§ **WHAT THE TASK REQUIRES**
Restate the entries word for word, omitting nothing.

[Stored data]
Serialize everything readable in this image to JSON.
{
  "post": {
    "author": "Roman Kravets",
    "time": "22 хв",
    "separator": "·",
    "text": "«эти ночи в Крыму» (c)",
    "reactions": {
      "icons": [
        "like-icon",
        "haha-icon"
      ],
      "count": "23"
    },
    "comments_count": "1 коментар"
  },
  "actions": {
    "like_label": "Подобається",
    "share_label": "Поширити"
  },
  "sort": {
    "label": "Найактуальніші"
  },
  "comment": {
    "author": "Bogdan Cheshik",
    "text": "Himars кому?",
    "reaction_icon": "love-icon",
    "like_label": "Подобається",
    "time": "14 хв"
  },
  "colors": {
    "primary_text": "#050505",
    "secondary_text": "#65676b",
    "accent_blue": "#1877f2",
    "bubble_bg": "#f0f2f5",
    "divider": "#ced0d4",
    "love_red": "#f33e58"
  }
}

§ **ANSWER IN FULL**
Serialize everything readable in this image to JSON.
{
  "post": {
    "author": "Roman Kravets",
    "time": "22 хв",
    "separator": "·",
    "text": "«эти ночи в Крыму» (c)",
    "reactions": {
      "icons": [
        "like-icon",
        "haha-icon"
      ],
      "count": "23"
    },
    "comments_count": "1 коментар"
  },
  "actions": {
    "like_label": "Подобається",
    "share_label": "Поширити"
  },
  "sort": {
    "label": "Найактуальніші"
  },
  "comment": {
    "author": "Bogdan Cheshik",
    "text": "Himars кому?",
    "reaction_icon": "love-icon",
    "like_label": "Подобається",
    "time": "14 хв"
  },
  "colors": {
    "primary_text": "#050505",
    "secondary_text": "#65676b",
    "accent_blue": "#1877f2",
    "bubble_bg": "#f0f2f5",
    "divider": "#ced0d4",
    "love_red": "#f33e58"
  }
}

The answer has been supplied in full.